- _Given instruction_:
Could you give the material again with every "scan-artifact-rule" changed to "scan-line-artifact", keeping everything else the same and leaving the pictures out?

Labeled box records
- - -
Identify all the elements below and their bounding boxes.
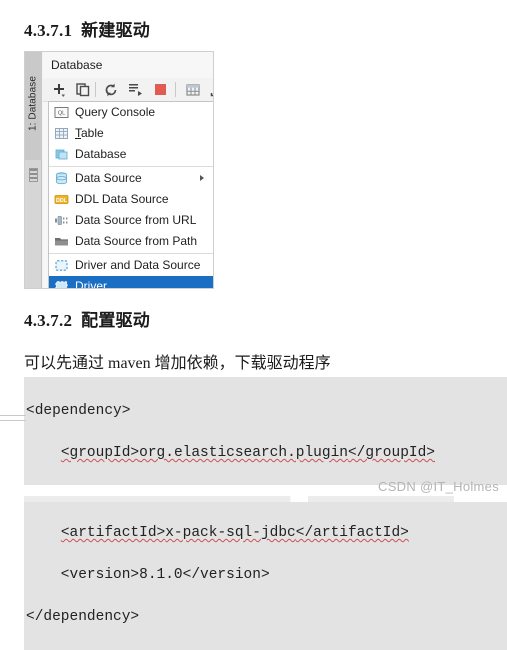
folder-icon [54, 234, 69, 249]
menu-item-driver[interactable]: Driver [49, 276, 213, 289]
menu-item-label: Driver and Data Source [75, 258, 201, 272]
svg-text:QL: QL [58, 111, 65, 117]
csdn-watermark: CSDN @IT_Holmes [378, 479, 499, 494]
stripe-grip-icon [29, 168, 38, 182]
heading-1-text: 新建驱动 [81, 21, 150, 40]
code-line-4: <artifactId>x-pack-sql-jdbc</artifactId> [24, 523, 507, 544]
export-icon[interactable] [209, 82, 213, 98]
code-tag-close: </artifactId> [295, 525, 409, 541]
page-heading-1: 4.3.7.1 新建驱动 [24, 16, 150, 41]
url-icon [54, 213, 69, 228]
chevron-right-icon [200, 175, 204, 181]
menu-separator-1 [49, 166, 213, 167]
menu-item-label: Data Source from URL [75, 213, 197, 227]
body-paragraph: 可以先通过 maven 增加依赖，下载驱动程序 [24, 355, 331, 372]
ide-panel-content: Database QL Query Console Table Database… [43, 52, 213, 288]
code-tag-open: <artifactId> [60, 525, 166, 541]
menu-item-label: Driver [75, 279, 107, 289]
heading-1-number: 4.3.7.1 [24, 21, 73, 40]
code-tag-value: x-pack-sql-jdbc [165, 525, 296, 541]
driver-icon [54, 258, 69, 273]
stop-icon[interactable] [153, 82, 169, 98]
table-icon[interactable] [185, 82, 201, 98]
tool-window-tab-database[interactable]: 1: Database [25, 52, 42, 160]
menu-item-database[interactable]: Database [49, 144, 213, 165]
panel-title: Database [51, 58, 103, 72]
query-console-icon: QL [54, 105, 69, 120]
table-grid-icon [54, 126, 69, 141]
scan-artifact-rule [0, 420, 26, 421]
panel-toolbar [43, 78, 213, 102]
menu-item-data-source-from-url[interactable]: Data Source from URL [49, 210, 213, 231]
menu-item-label: Database [75, 147, 127, 161]
toolbar-separator [95, 82, 96, 97]
menu-item-query-console[interactable]: QL Query Console [49, 102, 213, 123]
refresh-icon[interactable] [103, 82, 119, 98]
code-tag-value: org.elasticsearch.plugin [139, 445, 348, 461]
menu-item-driver-and-data-source[interactable]: Driver and Data Source [49, 255, 213, 276]
menu-item-label: DDL Data Source [75, 192, 169, 206]
heading-2-number: 4.3.7.2 [24, 311, 73, 330]
menu-separator-2 [49, 253, 213, 254]
menu-item-label: Data Source [75, 171, 142, 185]
menu-item-table[interactable]: Table [49, 123, 213, 144]
ide-database-panel-screenshot: 1: Database Database QL Query Console Ta… [24, 51, 214, 289]
toolbar-separator-2 [175, 82, 176, 97]
svg-text:DDL: DDL [56, 198, 68, 204]
menu-item-data-source-from-path[interactable]: Data Source from Path [49, 231, 213, 252]
scan-artifact-rule [0, 415, 26, 416]
code-line-6: </dependency> [26, 609, 140, 625]
data-source-icon [54, 171, 69, 186]
menu-item-data-source[interactable]: Data Source [49, 168, 213, 189]
tool-window-tab-label: 1: Database [27, 75, 39, 132]
menu-item-ddl-data-source[interactable]: DDL DDL Data Source [49, 189, 213, 210]
menu-item-label-rest: able [81, 126, 104, 140]
page-heading-2: 4.3.7.2 配置驱动 [24, 306, 150, 331]
new-context-menu: QL Query Console Table Database Data Sou… [48, 101, 213, 288]
menu-item-label: Query Console [75, 105, 156, 119]
driver-icon [54, 279, 69, 288]
run-query-icon[interactable] [127, 82, 143, 98]
code-tag-open: <groupId> [60, 445, 140, 461]
code-tag-close: </groupId> [347, 445, 435, 461]
clipped-text-line [24, 496, 454, 502]
duplicate-icon[interactable] [75, 82, 91, 98]
heading-2-text: 配置驱动 [81, 311, 150, 330]
code-line-1: <dependency> [26, 403, 131, 419]
menu-item-label: Data Source from Path [75, 234, 198, 248]
ddl-icon: DDL [54, 192, 69, 207]
code-line-5: <version>8.1.0</version> [26, 567, 270, 583]
menu-item-label: Table [75, 126, 104, 140]
code-block-xml-dependency: <dependency> <groupId>org.elasticsearch.… [24, 377, 507, 650]
add-icon[interactable] [51, 82, 67, 98]
code-line-2: <groupId>org.elasticsearch.plugin</group… [24, 443, 507, 464]
tool-window-stripe: 1: Database [25, 52, 42, 288]
database-icon [54, 147, 69, 162]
- - -
- _Solution to this task_:
Identify all the elements below and their bounding boxes.
folder-icon [54, 234, 69, 249]
menu-item-driver[interactable]: Driver [49, 276, 213, 289]
menu-item-label: Driver and Data Source [75, 258, 201, 272]
svg-text:QL: QL [58, 111, 65, 117]
csdn-watermark: CSDN @IT_Holmes [378, 479, 499, 494]
stripe-grip-icon [29, 168, 38, 182]
heading-1-text: 新建驱动 [81, 21, 150, 40]
code-line-4: <artifactId>x-pack-sql-jdbc</artifactId> [24, 523, 507, 544]
export-icon[interactable] [209, 82, 213, 98]
code-tag-close: </artifactId> [295, 525, 409, 541]
page-heading-1: 4.3.7.1 新建驱动 [24, 16, 150, 41]
url-icon [54, 213, 69, 228]
chevron-right-icon [200, 175, 204, 181]
menu-separator-1 [49, 166, 213, 167]
menu-item-label: Data Source from URL [75, 213, 197, 227]
body-paragraph: 可以先通过 maven 增加依赖，下载驱动程序 [24, 355, 331, 372]
ide-panel-content: Database QL Query Console Table Database… [43, 52, 213, 288]
code-tag-open: <artifactId> [60, 525, 166, 541]
menu-item-label: Driver [75, 279, 107, 289]
heading-1-number: 4.3.7.1 [24, 21, 73, 40]
code-tag-value: x-pack-sql-jdbc [165, 525, 296, 541]
driver-icon [54, 258, 69, 273]
stop-icon[interactable] [153, 82, 169, 98]
table-icon[interactable] [185, 82, 201, 98]
tool-window-tab-database[interactable]: 1: Database [25, 52, 42, 160]
menu-item-database[interactable]: Database [49, 144, 213, 165]
panel-title: Database [51, 58, 103, 72]
query-console-icon: QL [54, 105, 69, 120]
table-grid-icon [54, 126, 69, 141]
scan-line-artifact [0, 420, 26, 421]
panel-toolbar [43, 78, 213, 102]
menu-item-data-source-from-url[interactable]: Data Source from URL [49, 210, 213, 231]
menu-item-label: Database [75, 147, 127, 161]
toolbar-separator [95, 82, 96, 97]
menu-item-query-console[interactable]: QL Query Console [49, 102, 213, 123]
refresh-icon[interactable] [103, 82, 119, 98]
code-tag-value: org.elasticsearch.plugin [139, 445, 348, 461]
menu-item-driver-and-data-source[interactable]: Driver and Data Source [49, 255, 213, 276]
menu-item-label: DDL Data Source [75, 192, 169, 206]
heading-2-number: 4.3.7.2 [24, 311, 73, 330]
menu-separator-2 [49, 253, 213, 254]
menu-item-label: Data Source [75, 171, 142, 185]
menu-item-table[interactable]: Table [49, 123, 213, 144]
ide-database-panel-screenshot: 1: Database Database QL Query Console Ta… [24, 51, 214, 289]
toolbar-separator-2 [175, 82, 176, 97]
svg-text:DDL: DDL [56, 198, 68, 204]
menu-item-data-source-from-path[interactable]: Data Source from Path [49, 231, 213, 252]
scan-line-artifact [0, 415, 26, 416]
code-line-6: </dependency> [26, 609, 140, 625]
data-source-icon [54, 171, 69, 186]
menu-item-data-source[interactable]: Data Source [49, 168, 213, 189]
tool-window-tab-label: 1: Database [27, 75, 39, 132]
menu-item-ddl-data-source[interactable]: DDL DDL Data Source [49, 189, 213, 210]
menu-item-label-rest: able [81, 126, 104, 140]
page-heading-2: 4.3.7.2 配置驱动 [24, 306, 150, 331]
new-context-menu: QL Query Console Table Database Data Sou… [48, 101, 213, 288]
menu-item-label: Query Console [75, 105, 156, 119]
driver-icon [54, 279, 69, 288]
run-query-icon[interactable] [127, 82, 143, 98]
code-tag-open: <groupId> [60, 445, 140, 461]
code-tag-close: </groupId> [347, 445, 435, 461]
clipped-text-line [24, 496, 454, 502]
duplicate-icon[interactable] [75, 82, 91, 98]
heading-2-text: 配置驱动 [81, 311, 150, 330]
code-line-1: <dependency> [26, 403, 131, 419]
menu-item-label: Data Source from Path [75, 234, 198, 248]
ddl-icon: DDL [54, 192, 69, 207]
code-line-5: <version>8.1.0</version> [26, 567, 270, 583]
menu-item-label: Table [75, 126, 104, 140]
code-block-xml-dependency: <dependency> <groupId>org.elasticsearch.… [24, 377, 507, 650]
add-icon[interactable] [51, 82, 67, 98]
code-line-2: <groupId>org.elasticsearch.plugin</group… [24, 443, 507, 464]
tool-window-stripe: 1: Database [25, 52, 42, 288]
database-icon [54, 147, 69, 162]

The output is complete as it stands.